**Listed records:**

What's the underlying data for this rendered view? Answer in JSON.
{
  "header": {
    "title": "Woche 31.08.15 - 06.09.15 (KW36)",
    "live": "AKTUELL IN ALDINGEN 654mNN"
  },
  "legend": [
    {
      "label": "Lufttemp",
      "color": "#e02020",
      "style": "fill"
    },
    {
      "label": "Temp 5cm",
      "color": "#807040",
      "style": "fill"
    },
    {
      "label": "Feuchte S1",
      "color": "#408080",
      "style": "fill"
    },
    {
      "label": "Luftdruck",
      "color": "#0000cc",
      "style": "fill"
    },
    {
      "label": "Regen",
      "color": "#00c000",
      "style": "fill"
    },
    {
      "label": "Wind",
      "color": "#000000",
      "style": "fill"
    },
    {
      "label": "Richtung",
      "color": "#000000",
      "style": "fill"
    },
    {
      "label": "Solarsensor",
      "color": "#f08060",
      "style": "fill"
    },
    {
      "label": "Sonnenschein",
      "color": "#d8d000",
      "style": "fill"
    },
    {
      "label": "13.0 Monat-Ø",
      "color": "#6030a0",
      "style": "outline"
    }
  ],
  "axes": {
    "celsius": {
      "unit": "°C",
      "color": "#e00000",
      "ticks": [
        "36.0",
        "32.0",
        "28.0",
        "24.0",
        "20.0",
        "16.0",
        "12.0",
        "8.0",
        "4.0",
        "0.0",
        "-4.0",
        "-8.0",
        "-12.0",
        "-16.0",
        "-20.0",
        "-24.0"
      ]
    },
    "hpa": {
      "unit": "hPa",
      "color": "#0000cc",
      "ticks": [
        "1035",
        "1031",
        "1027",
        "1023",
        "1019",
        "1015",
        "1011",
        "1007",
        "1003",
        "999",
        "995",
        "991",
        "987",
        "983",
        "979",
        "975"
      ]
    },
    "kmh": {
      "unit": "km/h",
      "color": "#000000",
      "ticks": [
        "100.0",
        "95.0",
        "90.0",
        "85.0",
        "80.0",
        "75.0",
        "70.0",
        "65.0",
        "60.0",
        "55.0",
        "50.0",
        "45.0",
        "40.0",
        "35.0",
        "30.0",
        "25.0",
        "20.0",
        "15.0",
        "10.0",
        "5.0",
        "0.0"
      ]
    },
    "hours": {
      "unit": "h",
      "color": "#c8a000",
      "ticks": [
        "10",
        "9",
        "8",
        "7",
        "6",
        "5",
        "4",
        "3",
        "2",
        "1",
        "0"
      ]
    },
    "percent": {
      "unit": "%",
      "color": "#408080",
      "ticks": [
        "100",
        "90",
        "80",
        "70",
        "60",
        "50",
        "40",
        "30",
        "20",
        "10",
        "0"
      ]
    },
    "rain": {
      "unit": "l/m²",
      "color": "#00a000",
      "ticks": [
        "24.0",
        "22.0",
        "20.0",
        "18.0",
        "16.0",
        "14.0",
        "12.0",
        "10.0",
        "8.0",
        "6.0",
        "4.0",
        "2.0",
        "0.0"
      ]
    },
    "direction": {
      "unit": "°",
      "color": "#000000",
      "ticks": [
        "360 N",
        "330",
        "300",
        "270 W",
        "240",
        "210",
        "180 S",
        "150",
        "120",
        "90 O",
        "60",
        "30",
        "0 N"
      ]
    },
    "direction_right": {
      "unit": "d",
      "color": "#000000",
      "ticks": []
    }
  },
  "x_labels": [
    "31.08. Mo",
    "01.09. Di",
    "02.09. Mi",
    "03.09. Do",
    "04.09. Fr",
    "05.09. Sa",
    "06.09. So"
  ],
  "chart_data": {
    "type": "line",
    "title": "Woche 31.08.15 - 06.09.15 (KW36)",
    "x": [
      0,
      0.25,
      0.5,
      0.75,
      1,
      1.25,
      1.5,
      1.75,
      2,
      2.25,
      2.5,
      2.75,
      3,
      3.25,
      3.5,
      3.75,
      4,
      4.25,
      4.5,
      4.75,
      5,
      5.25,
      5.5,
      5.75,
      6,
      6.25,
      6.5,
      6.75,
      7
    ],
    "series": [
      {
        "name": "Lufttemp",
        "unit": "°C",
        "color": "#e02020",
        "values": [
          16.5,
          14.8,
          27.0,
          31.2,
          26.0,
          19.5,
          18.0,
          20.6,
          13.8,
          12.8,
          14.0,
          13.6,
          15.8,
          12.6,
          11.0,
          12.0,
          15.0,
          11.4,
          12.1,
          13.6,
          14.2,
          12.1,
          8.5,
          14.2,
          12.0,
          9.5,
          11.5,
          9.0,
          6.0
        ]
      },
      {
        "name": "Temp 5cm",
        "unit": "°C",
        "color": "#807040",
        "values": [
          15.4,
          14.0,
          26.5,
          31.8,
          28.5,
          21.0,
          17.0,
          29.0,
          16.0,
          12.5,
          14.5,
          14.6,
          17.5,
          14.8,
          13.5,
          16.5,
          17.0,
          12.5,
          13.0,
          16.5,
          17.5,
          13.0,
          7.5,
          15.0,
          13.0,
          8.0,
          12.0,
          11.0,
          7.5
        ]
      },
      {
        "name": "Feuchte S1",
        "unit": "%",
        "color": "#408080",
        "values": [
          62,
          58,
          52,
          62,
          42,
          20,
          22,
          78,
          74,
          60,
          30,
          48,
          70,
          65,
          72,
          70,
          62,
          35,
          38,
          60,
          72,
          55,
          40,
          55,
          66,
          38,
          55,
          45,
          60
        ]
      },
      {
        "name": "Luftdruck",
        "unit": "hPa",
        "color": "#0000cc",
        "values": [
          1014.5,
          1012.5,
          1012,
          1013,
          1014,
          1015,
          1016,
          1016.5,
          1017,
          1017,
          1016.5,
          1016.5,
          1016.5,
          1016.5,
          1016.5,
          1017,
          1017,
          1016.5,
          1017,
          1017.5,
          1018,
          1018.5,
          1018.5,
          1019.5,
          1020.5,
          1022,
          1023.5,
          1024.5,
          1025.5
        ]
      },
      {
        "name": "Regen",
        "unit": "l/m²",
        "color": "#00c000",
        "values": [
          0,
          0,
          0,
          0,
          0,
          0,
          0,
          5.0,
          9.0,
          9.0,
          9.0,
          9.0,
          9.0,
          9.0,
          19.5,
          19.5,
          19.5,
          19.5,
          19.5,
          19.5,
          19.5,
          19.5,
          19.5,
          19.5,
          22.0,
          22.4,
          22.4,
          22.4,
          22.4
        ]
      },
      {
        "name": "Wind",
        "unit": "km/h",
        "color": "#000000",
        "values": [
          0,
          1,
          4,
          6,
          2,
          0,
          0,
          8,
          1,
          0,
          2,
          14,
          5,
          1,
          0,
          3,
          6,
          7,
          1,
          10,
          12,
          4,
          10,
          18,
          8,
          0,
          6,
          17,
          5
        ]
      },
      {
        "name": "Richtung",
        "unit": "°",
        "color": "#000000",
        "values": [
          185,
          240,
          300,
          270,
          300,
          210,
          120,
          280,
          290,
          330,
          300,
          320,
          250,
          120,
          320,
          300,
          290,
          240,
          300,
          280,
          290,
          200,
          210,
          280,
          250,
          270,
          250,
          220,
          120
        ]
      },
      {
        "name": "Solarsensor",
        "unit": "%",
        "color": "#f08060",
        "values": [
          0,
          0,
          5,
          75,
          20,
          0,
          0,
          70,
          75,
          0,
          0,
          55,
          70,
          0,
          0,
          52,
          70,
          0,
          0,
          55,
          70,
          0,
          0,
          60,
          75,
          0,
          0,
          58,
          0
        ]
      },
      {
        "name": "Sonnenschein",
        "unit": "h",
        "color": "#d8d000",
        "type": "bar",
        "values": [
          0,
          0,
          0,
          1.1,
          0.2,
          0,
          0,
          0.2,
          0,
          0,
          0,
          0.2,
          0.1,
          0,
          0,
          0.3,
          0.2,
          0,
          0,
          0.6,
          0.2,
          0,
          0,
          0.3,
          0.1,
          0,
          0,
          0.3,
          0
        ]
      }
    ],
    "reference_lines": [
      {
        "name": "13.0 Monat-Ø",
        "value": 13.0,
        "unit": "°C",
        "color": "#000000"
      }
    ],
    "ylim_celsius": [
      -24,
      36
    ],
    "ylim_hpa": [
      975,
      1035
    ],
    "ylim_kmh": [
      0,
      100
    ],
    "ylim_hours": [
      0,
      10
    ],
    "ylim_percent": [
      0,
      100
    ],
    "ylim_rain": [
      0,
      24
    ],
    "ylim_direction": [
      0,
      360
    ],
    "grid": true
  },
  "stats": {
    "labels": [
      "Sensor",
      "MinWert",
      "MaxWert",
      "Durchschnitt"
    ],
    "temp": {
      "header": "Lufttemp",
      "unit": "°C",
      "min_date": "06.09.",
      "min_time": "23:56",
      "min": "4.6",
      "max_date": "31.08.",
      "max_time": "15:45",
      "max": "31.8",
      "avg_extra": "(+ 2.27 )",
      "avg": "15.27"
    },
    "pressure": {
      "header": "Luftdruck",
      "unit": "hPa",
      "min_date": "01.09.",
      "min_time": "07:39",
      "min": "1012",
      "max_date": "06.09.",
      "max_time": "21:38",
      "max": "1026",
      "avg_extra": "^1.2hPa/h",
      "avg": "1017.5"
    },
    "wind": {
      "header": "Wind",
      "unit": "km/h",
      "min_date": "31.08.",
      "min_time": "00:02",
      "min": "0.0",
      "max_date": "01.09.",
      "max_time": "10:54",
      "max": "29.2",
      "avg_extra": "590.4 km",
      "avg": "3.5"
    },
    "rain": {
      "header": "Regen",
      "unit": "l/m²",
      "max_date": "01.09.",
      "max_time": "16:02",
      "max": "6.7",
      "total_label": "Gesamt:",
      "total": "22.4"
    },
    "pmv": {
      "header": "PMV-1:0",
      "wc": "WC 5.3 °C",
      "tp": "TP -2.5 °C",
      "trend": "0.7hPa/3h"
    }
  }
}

**Requirement:**
Copy out every line of the data that includes the word "Luftdruck".

**The output:**
      "label": "Luftdruck",
        "name": "Luftdruck",
      "header": "Luftdruck",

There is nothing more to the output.